-------- Given text

In the end Smith is left within the iron cage of Stratfordolatry, with all its flaking whitewash. But like any free spirit, he tells us what he thinks of it:
The older I grow, the more I love this affable intercourse with the fair spoken friend behind the book I read, with Montaigne behind his essays, or with Sir. Walter Scott as he writes his novels. But how on earth is one to establish may sort of human relationship with Shakespeare?
For the hero of Carlyle’s Hero Worship I have no great liking, nor is the official all-British Shakespearean and Empire-builder a friend for me. The demi-god, the enthroned divinity of the romantic critics, impeccable, supernaturally inspired, and with a mind out-topping knowledge, I cannot believe in, and equally incredible I find the Shakespeare which his modern, matter-of-fact biographers portray, a man, as it were, outside humanity, a kind of monster, who did not think or feel the things he wrote, but turned out the sublimest poetry and the grossest ribaldry merely in the way of business. Must I then stand glaring at that Inconceivability with white lips in open-mouthed amazement, my eyes starting from my head?
Is “stupefaction” the only word to describe my state of mind when, face to face with Shakespeare’s achievement, I try hard to imagine what sort of a man Shakespeare really was? Hadn’t I better just sit down in silence and quietly go mad? (127)
As I declared at the outset, my intent is surely not to enlist the good Mr. Smith in some sort of sectarian cause about Shakespeare’s historical identity. One could not wish the fate of being hounded by such vulgar critics as Wikipedia’s own Mr. Paul Barlow on any man who is not already mad. If Smith had read Looney, it is not obvious. But it is interesting to notice that he goes on from these remarks to bestow the highest conceivable praise on the much maligned work of Frank Harris, whose 1909 book The Man Shakespeare, although disparaged by Samuel Schoenbaum in Shakespeare’s Lives, was a major influence on Charlton Ogburn Jr.’s Mysterious William Shakespeare.
What Smith would have thought of the most current crop of bardographers, is, however, not hard to guess.

----------------
-------- Dataset section

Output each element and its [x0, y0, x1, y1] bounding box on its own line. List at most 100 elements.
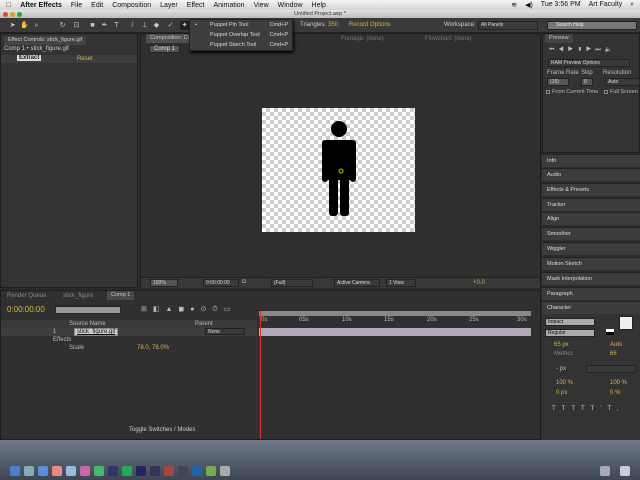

----------------

**Actions to take**
[a] In the Shakespeare passage, what is the title of Frank Harris's 1909 book?
[b] Do these statements agree with the Shakespeare passage? Answer yes or no for each, and quote the words that decide it.
(i) Smith has a great liking for the hero of Carlyle's Hero Worship.
(ii) Frank Harris's book was a major influence on Charlton Ogburn Jr.'s Mysterious William Shakespeare.
(iii) The author intends to enlist Smith in a sectarian cause about Shakespeare's historical identity.
[c] Copy word for word the part of the Shakespeare passage between "As I declared" and "Mysterious William Shakespeare.", inclusive.

**Task solutions**
[a] The Man Shakespeare

[b]
(i) No: "For the hero of Carlyle’s Hero Worship I have no great liking"
(ii) Yes: "was a major influence on Charlton Ogburn Jr.’s Mysterious William Shakespeare"
(iii) No: "my intent is surely not to enlist the good Mr. Smith in some sort of sectarian cause about Shakespeare’s historical identity"

[c]
As I declared at the outset, my intent is surely not to enlist the good Mr. Smith in some sort of sectarian cause about Shakespeare’s historical identity. One could not wish the fate of being hounded by such vulgar critics as Wikipedia’s own Mr. Paul Barlow on any man who is not already mad. If Smith had read Looney, it is not obvious. But it is interesting to notice that he goes on from these remarks to bestow the highest conceivable praise on the much maligned work of Frank Harris, whose 1909 book The Man Shakespeare, although disparaged by Samuel Schoenbaum in Shakespeare’s Lives, was a major influence on Charlton Ogburn Jr.’s Mysterious William Shakespeare.